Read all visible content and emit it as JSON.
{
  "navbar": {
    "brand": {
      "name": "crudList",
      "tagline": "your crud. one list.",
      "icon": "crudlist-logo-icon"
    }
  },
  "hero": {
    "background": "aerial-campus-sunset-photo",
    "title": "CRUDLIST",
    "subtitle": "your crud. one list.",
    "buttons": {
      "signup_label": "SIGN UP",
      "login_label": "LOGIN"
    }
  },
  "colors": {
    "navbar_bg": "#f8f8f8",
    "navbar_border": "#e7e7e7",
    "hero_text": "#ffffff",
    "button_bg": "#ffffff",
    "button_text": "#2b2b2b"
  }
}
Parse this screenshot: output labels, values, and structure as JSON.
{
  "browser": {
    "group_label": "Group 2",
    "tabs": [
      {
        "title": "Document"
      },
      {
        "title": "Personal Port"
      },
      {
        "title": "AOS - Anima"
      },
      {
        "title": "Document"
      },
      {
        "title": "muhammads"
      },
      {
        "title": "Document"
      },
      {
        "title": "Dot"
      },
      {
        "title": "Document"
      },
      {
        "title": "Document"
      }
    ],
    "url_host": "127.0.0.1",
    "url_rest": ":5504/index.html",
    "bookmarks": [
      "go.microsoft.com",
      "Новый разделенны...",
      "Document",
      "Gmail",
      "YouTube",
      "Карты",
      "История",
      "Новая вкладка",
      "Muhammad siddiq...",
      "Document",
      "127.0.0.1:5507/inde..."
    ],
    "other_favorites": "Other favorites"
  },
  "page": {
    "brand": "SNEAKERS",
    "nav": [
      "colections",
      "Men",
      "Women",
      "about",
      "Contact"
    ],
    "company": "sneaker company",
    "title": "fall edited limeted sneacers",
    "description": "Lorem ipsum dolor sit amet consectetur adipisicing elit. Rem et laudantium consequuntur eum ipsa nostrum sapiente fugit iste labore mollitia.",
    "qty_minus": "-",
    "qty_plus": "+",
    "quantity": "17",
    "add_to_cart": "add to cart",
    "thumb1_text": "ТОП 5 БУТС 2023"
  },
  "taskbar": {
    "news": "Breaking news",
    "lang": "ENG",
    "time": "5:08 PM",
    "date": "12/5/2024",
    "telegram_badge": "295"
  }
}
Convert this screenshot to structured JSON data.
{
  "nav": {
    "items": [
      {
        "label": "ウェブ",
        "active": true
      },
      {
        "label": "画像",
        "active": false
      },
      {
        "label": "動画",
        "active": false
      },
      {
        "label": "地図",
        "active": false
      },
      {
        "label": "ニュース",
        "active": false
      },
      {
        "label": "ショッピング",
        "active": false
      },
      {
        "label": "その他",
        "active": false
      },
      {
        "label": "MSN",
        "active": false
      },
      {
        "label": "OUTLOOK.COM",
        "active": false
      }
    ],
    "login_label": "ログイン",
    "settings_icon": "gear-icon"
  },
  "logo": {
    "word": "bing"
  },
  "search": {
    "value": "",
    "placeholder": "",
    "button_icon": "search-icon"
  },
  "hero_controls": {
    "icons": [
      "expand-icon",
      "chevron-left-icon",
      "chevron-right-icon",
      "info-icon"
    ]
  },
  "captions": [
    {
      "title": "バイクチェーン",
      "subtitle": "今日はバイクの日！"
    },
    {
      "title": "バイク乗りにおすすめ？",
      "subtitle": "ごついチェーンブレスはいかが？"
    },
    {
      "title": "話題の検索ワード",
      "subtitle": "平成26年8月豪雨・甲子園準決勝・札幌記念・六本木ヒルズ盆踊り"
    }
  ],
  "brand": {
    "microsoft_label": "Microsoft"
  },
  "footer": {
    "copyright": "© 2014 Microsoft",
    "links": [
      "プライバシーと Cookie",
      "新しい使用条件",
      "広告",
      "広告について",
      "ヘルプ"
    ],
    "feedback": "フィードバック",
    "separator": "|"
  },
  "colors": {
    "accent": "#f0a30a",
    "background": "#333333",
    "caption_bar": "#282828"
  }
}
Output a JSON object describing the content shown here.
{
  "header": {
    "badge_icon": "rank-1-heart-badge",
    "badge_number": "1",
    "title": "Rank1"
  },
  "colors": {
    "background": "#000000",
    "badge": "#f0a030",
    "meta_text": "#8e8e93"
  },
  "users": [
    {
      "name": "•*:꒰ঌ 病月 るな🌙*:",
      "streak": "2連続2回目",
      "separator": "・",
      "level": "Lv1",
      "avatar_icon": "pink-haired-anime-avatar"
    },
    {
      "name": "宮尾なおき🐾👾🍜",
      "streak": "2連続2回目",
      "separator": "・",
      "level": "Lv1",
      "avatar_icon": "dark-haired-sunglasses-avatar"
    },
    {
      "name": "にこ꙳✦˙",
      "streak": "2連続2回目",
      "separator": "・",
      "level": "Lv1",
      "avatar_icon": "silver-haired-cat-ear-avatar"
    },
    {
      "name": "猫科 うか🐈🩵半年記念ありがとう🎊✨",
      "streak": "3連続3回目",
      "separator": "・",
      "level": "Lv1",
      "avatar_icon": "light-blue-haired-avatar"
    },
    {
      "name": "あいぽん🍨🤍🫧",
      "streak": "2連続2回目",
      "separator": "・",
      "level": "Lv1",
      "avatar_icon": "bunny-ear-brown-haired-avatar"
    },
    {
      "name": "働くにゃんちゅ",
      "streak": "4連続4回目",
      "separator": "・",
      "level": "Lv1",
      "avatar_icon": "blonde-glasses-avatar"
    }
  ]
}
****
EXERCISE PROMPT:
Please output the complete data exactly.

RESULT:
Read all visible content and emit it as JSON.
{
  "navbar": {
    "brand": {
      "name": "crudList",
      "tagline": "your crud. one list.",
      "icon": "crudlist-logo-icon"
    }
  },
  "hero": {
    "background": "aerial-campus-sunset-photo",
    "title": "CRUDLIST",
    "subtitle": "your crud. one list.",
    "buttons": {
      "signup_label": "SIGN UP",
      "login_label": "LOGIN"
    }
  },
  "colors": {
    "navbar_bg": "#f8f8f8",
    "navbar_border": "#e7e7e7",
    "hero_text": "#ffffff",
    "button_bg": "#ffffff",
    "button_text": "#2b2b2b"
  }
}
Parse this screenshot: output labels, values, and structure as JSON.
{
  "browser": {
    "group_label": "Group 2",
    "tabs": [
      {
        "title": "Document"
      },
      {
        "title": "Personal Port"
      },
      {
        "title": "AOS - Anima"
      },
      {
        "title": "Document"
      },
      {
        "title": "muhammads"
      },
      {
        "title": "Document"
      },
      {
        "title": "Dot"
      },
      {
        "title": "Document"
      },
      {
        "title": "Document"
      }
    ],
    "url_host": "127.0.0.1",
    "url_rest": ":5504/index.html",
    "bookmarks": [
      "go.microsoft.com",
      "Новый разделенны...",
      "Document",
      "Gmail",
      "YouTube",
      "Карты",
      "История",
      "Новая вкладка",
      "Muhammad siddiq...",
      "Document",
      "127.0.0.1:5507/inde..."
    ],
    "other_favorites": "Other favorites"
  },
  "page": {
    "brand": "SNEAKERS",
    "nav": [
      "colections",
      "Men",
      "Women",
      "about",
      "Contact"
    ],
    "company": "sneaker company",
    "title": "fall edited limeted sneacers",
    "description": "Lorem ipsum dolor sit amet consectetur adipisicing elit. Rem et laudantium consequuntur eum ipsa nostrum sapiente fugit iste labore mollitia.",
    "qty_minus": "-",
    "qty_plus": "+",
    "quantity": "17",
    "add_to_cart": "add to cart",
    "thumb1_text": "ТОП 5 БУТС 2023"
  },
  "taskbar": {
    "news": "Breaking news",
    "lang": "ENG",
    "time": "5:08 PM",
    "date": "12/5/2024",
    "telegram_badge": "295"
  }
}
Convert this screenshot to structured JSON data.
{
  "nav": {
    "items": [
      {
        "label": "ウェブ",
        "active": true
      },
      {
        "label": "画像",
        "active": false
      },
      {
        "label": "動画",
        "active": false
      },
      {
        "label": "地図",
        "active": false
      },
      {
        "label": "ニュース",
        "active": false
      },
      {
        "label": "ショッピング",
        "active": false
      },
      {
        "label": "その他",
        "active": false
      },
      {
        "label": "MSN",
        "active": false
      },
      {
        "label": "OUTLOOK.COM",
        "active": false
      }
    ],
    "login_label": "ログイン",
    "settings_icon": "gear-icon"
  },
  "logo": {
    "word": "bing"
  },
  "search": {
    "value": "",
    "placeholder": "",
    "button_icon": "search-icon"
  },
  "hero_controls": {
    "icons": [
      "expand-icon",
      "chevron-left-icon",
      "chevron-right-icon",
      "info-icon"
    ]
  },
  "captions": [
    {
      "title": "バイクチェーン",
      "subtitle": "今日はバイクの日！"
    },
    {
      "title": "バイク乗りにおすすめ？",
      "subtitle": "ごついチェーンブレスはいかが？"
    },
    {
      "title": "話題の検索ワード",
      "subtitle": "平成26年8月豪雨・甲子園準決勝・札幌記念・六本木ヒルズ盆踊り"
    }
  ],
  "brand": {
    "microsoft_label": "Microsoft"
  },
  "footer": {
    "copyright": "© 2014 Microsoft",
    "links": [
      "プライバシーと Cookie",
      "新しい使用条件",
      "広告",
      "広告について",
      "ヘルプ"
    ],
    "feedback": "フィードバック",
    "separator": "|"
  },
  "colors": {
    "accent": "#f0a30a",
    "background": "#333333",
    "caption_bar": "#282828"
  }
}
Output a JSON object describing the content shown here.
{
  "header": {
    "badge_icon": "rank-1-heart-badge",
    "badge_number": "1",
    "title": "Rank1"
  },
  "colors": {
    "background": "#000000",
    "badge": "#f0a030",
    "meta_text": "#8e8e93"
  },
  "users": [
    {
      "name": "•*:꒰ঌ 病月 るな🌙*:",
      "streak": "2連続2回目",
      "separator": "・",
      "level": "Lv1",
      "avatar_icon": "pink-haired-anime-avatar"
    },
    {
      "name": "宮尾なおき🐾👾🍜",
      "streak": "2連続2回目",
      "separator": "・",
      "level": "Lv1",
      "avatar_icon": "dark-haired-sunglasses-avatar"
    },
    {
      "name": "にこ꙳✦˙",
      "streak": "2連続2回目",
      "separator": "・",
      "level": "Lv1",
      "avatar_icon": "silver-haired-cat-ear-avatar"
    },
    {
      "name": "猫科 うか🐈🩵半年記念ありがとう🎊✨",
      "streak": "3連続3回目",
      "separator": "・",
      "level": "Lv1",
      "avatar_icon": "light-blue-haired-avatar"
    },
    {
      "name": "あいぽん🍨🤍🫧",
      "streak": "2連続2回目",
      "separator": "・",
      "level": "Lv1",
      "avatar_icon": "bunny-ear-brown-haired-avatar"
    },
    {
      "name": "働くにゃんちゅ",
      "streak": "4連続4回目",
      "separator": "・",
      "level": "Lv1",
      "avatar_icon": "blonde-glasses-avatar"
    }
  ]
}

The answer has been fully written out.